• [To be done]:
All of the records below need to be copied exactly.

--- Start Records to process ---

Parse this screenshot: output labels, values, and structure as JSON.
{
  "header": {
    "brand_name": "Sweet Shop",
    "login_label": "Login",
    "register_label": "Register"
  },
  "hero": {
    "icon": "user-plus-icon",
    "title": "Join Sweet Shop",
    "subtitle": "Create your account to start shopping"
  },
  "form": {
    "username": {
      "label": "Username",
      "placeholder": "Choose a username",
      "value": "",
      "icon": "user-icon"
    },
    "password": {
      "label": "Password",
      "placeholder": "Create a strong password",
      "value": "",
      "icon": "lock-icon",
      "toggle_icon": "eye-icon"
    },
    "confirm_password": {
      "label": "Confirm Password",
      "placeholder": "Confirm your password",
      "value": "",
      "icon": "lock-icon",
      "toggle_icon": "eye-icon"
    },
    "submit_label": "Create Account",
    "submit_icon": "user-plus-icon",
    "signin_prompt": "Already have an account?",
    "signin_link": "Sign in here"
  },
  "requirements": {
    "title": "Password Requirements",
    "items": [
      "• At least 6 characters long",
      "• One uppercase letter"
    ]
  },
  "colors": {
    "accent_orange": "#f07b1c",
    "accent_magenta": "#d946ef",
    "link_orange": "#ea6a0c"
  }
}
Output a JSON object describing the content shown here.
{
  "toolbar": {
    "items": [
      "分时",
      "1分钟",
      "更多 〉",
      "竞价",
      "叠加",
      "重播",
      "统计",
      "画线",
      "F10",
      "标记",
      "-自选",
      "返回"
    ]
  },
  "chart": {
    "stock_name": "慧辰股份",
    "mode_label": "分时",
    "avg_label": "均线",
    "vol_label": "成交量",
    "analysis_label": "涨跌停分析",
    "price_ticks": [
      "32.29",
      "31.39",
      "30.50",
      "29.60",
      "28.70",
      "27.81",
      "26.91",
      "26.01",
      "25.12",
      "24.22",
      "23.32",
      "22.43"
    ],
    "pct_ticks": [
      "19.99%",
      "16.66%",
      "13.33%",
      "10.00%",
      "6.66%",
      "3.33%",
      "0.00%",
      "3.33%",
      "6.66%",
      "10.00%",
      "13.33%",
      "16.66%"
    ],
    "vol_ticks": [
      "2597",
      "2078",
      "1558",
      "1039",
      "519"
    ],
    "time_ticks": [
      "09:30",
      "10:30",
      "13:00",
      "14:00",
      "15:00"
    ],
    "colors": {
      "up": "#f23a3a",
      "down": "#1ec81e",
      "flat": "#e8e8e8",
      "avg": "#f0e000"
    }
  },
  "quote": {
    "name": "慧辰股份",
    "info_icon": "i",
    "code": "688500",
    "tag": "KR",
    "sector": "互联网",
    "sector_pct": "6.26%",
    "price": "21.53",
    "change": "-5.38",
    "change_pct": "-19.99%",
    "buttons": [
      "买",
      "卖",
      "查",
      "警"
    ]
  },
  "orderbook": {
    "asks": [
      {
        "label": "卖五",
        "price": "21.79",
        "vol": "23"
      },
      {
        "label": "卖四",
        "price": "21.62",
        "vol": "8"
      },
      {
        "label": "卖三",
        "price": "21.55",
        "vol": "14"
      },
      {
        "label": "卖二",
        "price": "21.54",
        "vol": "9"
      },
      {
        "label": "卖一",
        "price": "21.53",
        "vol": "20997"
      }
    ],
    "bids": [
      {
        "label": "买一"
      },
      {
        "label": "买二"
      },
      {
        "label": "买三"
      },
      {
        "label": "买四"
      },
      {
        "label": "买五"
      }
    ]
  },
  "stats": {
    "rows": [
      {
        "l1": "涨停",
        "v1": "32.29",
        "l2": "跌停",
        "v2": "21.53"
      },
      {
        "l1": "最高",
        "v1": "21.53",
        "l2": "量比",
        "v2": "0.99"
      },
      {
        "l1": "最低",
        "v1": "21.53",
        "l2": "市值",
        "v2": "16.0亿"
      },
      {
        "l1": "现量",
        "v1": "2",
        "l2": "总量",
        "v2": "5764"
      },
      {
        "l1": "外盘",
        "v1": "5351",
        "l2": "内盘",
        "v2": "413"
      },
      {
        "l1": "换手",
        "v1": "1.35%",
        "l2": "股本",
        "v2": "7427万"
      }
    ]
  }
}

--- End Records to process ---

• [Complete response]:
Parse this screenshot: output labels, values, and structure as JSON.
{
  "header": {
    "brand_name": "Sweet Shop",
    "login_label": "Login",
    "register_label": "Register"
  },
  "hero": {
    "icon": "user-plus-icon",
    "title": "Join Sweet Shop",
    "subtitle": "Create your account to start shopping"
  },
  "form": {
    "username": {
      "label": "Username",
      "placeholder": "Choose a username",
      "value": "",
      "icon": "user-icon"
    },
    "password": {
      "label": "Password",
      "placeholder": "Create a strong password",
      "value": "",
      "icon": "lock-icon",
      "toggle_icon": "eye-icon"
    },
    "confirm_password": {
      "label": "Confirm Password",
      "placeholder": "Confirm your password",
      "value": "",
      "icon": "lock-icon",
      "toggle_icon": "eye-icon"
    },
    "submit_label": "Create Account",
    "submit_icon": "user-plus-icon",
    "signin_prompt": "Already have an account?",
    "signin_link": "Sign in here"
  },
  "requirements": {
    "title": "Password Requirements",
    "items": [
      "• At least 6 characters long",
      "• One uppercase letter"
    ]
  },
  "colors": {
    "accent_orange": "#f07b1c",
    "accent_magenta": "#d946ef",
    "link_orange": "#ea6a0c"
  }
}
Output a JSON object describing the content shown here.
{
  "toolbar": {
    "items": [
      "分时",
      "1分钟",
      "更多 〉",
      "竞价",
      "叠加",
      "重播",
      "统计",
      "画线",
      "F10",
      "标记",
      "-自选",
      "返回"
    ]
  },
  "chart": {
    "stock_name": "慧辰股份",
    "mode_label": "分时",
    "avg_label": "均线",
    "vol_label": "成交量",
    "analysis_label": "涨跌停分析",
    "price_ticks": [
      "32.29",
      "31.39",
      "30.50",
      "29.60",
      "28.70",
      "27.81",
      "26.91",
      "26.01",
      "25.12",
      "24.22",
      "23.32",
      "22.43"
    ],
    "pct_ticks": [
      "19.99%",
      "16.66%",
      "13.33%",
      "10.00%",
      "6.66%",
      "3.33%",
      "0.00%",
      "3.33%",
      "6.66%",
      "10.00%",
      "13.33%",
      "16.66%"
    ],
    "vol_ticks": [
      "2597",
      "2078",
      "1558",
      "1039",
      "519"
    ],
    "time_ticks": [
      "09:30",
      "10:30",
      "13:00",
      "14:00",
      "15:00"
    ],
    "colors": {
      "up": "#f23a3a",
      "down": "#1ec81e",
      "flat": "#e8e8e8",
      "avg": "#f0e000"
    }
  },
  "quote": {
    "name": "慧辰股份",
    "info_icon": "i",
    "code": "688500",
    "tag": "KR",
    "sector": "互联网",
    "sector_pct": "6.26%",
    "price": "21.53",
    "change": "-5.38",
    "change_pct": "-19.99%",
    "buttons": [
      "买",
      "卖",
      "查",
      "警"
    ]
  },
  "orderbook": {
    "asks": [
      {
        "label": "卖五",
        "price": "21.79",
        "vol": "23"
      },
      {
        "label": "卖四",
        "price": "21.62",
        "vol": "8"
      },
      {
        "label": "卖三",
        "price": "21.55",
        "vol": "14"
      },
      {
        "label": "卖二",
        "price": "21.54",
        "vol": "9"
      },
      {
        "label": "卖一",
        "price": "21.53",
        "vol": "20997"
      }
    ],
    "bids": [
      {
        "label": "买一"
      },
      {
        "label": "买二"
      },
      {
        "label": "买三"
      },
      {
        "label": "买四"
      },
      {
        "label": "买五"
      }
    ]
  },
  "stats": {
    "rows": [
      {
        "l1": "涨停",
        "v1": "32.29",
        "l2": "跌停",
        "v2": "21.53"
      },
      {
        "l1": "最高",
        "v1": "21.53",
        "l2": "量比",
        "v2": "0.99"
      },
      {
        "l1": "最低",
        "v1": "21.53",
        "l2": "市值",
        "v2": "16.0亿"
      },
      {
        "l1": "现量",
        "v1": "2",
        "l2": "总量",
        "v2": "5764"
      },
      {
        "l1": "外盘",
        "v1": "5351",
        "l2": "内盘",
        "v2": "413"
      },
      {
        "l1": "换手",
        "v1": "1.35%",
        "l2": "股本",
        "v2": "7427万"
      }
    ]
  }
}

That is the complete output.